Task goal: Every line below must be reproduced exactly. Copy them all.
-*-*-
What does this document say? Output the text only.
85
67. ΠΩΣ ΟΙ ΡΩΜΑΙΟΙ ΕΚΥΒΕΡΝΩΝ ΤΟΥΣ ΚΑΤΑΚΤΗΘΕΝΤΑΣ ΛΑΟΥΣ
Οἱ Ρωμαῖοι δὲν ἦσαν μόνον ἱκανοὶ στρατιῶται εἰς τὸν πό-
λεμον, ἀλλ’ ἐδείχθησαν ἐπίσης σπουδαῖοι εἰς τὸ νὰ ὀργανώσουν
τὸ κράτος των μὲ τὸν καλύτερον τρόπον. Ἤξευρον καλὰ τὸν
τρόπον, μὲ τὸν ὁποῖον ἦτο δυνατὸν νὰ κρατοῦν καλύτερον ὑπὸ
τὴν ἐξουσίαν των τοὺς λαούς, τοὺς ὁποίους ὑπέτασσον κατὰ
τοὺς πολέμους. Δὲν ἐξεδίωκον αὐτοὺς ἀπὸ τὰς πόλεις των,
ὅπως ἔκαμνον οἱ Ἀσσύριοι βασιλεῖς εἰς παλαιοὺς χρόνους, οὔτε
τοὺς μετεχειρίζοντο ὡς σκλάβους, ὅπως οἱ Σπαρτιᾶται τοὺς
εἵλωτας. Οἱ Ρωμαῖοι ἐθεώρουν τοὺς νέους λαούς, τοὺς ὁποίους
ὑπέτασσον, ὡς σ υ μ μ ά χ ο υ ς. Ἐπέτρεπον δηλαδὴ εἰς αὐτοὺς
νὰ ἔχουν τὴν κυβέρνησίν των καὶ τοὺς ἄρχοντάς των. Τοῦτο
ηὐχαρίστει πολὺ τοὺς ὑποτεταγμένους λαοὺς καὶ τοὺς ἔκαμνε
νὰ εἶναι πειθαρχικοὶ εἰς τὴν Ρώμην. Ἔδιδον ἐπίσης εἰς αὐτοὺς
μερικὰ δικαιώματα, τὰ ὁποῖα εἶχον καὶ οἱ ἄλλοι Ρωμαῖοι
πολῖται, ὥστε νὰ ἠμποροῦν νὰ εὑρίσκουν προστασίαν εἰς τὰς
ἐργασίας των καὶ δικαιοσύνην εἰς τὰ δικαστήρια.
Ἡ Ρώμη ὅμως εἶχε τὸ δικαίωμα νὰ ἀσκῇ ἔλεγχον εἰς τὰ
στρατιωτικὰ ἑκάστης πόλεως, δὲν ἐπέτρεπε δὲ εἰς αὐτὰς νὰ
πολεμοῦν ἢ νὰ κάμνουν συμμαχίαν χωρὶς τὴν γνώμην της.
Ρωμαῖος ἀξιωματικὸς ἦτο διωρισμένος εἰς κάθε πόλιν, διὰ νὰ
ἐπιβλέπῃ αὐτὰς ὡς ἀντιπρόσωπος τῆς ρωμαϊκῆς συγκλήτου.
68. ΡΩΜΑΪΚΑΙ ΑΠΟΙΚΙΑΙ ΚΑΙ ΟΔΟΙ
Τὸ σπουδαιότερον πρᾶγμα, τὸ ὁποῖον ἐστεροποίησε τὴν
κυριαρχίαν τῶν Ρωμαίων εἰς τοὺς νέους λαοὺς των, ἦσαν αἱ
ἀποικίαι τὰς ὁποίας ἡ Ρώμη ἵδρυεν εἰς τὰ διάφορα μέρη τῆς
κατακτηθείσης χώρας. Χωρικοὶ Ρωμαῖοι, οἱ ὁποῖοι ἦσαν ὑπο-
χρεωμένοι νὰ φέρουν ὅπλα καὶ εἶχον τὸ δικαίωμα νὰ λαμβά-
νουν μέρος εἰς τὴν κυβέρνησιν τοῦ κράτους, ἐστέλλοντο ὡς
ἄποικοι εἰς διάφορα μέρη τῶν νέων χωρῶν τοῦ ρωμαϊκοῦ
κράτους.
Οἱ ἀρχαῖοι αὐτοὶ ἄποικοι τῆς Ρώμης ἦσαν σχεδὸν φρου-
-*-*-
Written response:
What does this document say? Output the text only.
85
67. ΠΩΣ ΟΙ ΡΩΜΑΙΟΙ ΕΚΥΒΕΡΝΩΝ ΤΟΥΣ ΚΑΤΑΚΤΗΘΕΝΤΑΣ ΛΑΟΥΣ
Οἱ Ρωμαῖοι δὲν ἦσαν μόνον ἱκανοὶ στρατιῶται εἰς τὸν πό-
λεμον, ἀλλ’ ἐδείχθησαν ἐπίσης σπουδαῖοι εἰς τὸ νὰ ὀργανώσουν
τὸ κράτος των μὲ τὸν καλύτερον τρόπον. Ἤξευρον καλὰ τὸν
τρόπον, μὲ τὸν ὁποῖον ἦτο δυνατὸν νὰ κρατοῦν καλύτερον ὑπὸ
τὴν ἐξουσίαν των τοὺς λαούς, τοὺς ὁποίους ὑπέτασσον κατὰ
τοὺς πολέμους. Δὲν ἐξεδίωκον αὐτοὺς ἀπὸ τὰς πόλεις των,
ὅπως ἔκαμνον οἱ Ἀσσύριοι βασιλεῖς εἰς παλαιοὺς χρόνους, οὔτε
τοὺς μετεχειρίζοντο ὡς σκλάβους, ὅπως οἱ Σπαρτιᾶται τοὺς
εἵλωτας. Οἱ Ρωμαῖοι ἐθεώρουν τοὺς νέους λαούς, τοὺς ὁποίους
ὑπέτασσον, ὡς σ υ μ μ ά χ ο υ ς. Ἐπέτρεπον δηλαδὴ εἰς αὐτοὺς
νὰ ἔχουν τὴν κυβέρνησίν των καὶ τοὺς ἄρχοντάς των. Τοῦτο
ηὐχαρίστει πολὺ τοὺς ὑποτεταγμένους λαοὺς καὶ τοὺς ἔκαμνε
νὰ εἶναι πειθαρχικοὶ εἰς τὴν Ρώμην. Ἔδιδον ἐπίσης εἰς αὐτοὺς
μερικὰ δικαιώματα, τὰ ὁποῖα εἶχον καὶ οἱ ἄλλοι Ρωμαῖοι
πολῖται, ὥστε νὰ ἠμποροῦν νὰ εὑρίσκουν προστασίαν εἰς τὰς
ἐργασίας των καὶ δικαιοσύνην εἰς τὰ δικαστήρια.
Ἡ Ρώμη ὅμως εἶχε τὸ δικαίωμα νὰ ἀσκῇ ἔλεγχον εἰς τὰ
στρατιωτικὰ ἑκάστης πόλεως, δὲν ἐπέτρεπε δὲ εἰς αὐτὰς νὰ
πολεμοῦν ἢ νὰ κάμνουν συμμαχίαν χωρὶς τὴν γνώμην της.
Ρωμαῖος ἀξιωματικὸς ἦτο διωρισμένος εἰς κάθε πόλιν, διὰ νὰ
ἐπιβλέπῃ αὐτὰς ὡς ἀντιπρόσωπος τῆς ρωμαϊκῆς συγκλήτου.
68. ΡΩΜΑΪΚΑΙ ΑΠΟΙΚΙΑΙ ΚΑΙ ΟΔΟΙ
Τὸ σπουδαιότερον πρᾶγμα, τὸ ὁποῖον ἐστεροποίησε τὴν
κυριαρχίαν τῶν Ρωμαίων εἰς τοὺς νέους λαοὺς των, ἦσαν αἱ
ἀποικίαι τὰς ὁποίας ἡ Ρώμη ἵδρυεν εἰς τὰ διάφορα μέρη τῆς
κατακτηθείσης χώρας. Χωρικοὶ Ρωμαῖοι, οἱ ὁποῖοι ἦσαν ὑπο-
χρεωμένοι νὰ φέρουν ὅπλα καὶ εἶχον τὸ δικαίωμα νὰ λαμβά-
νουν μέρος εἰς τὴν κυβέρνησιν τοῦ κράτους, ἐστέλλοντο ὡς
ἄποικοι εἰς διάφορα μέρη τῶν νέων χωρῶν τοῦ ρωμαϊκοῦ
κράτους.
Οἱ ἀρχαῖοι αὐτοὶ ἄποικοι τῆς Ρώμης ἦσαν σχεδὸν φρου-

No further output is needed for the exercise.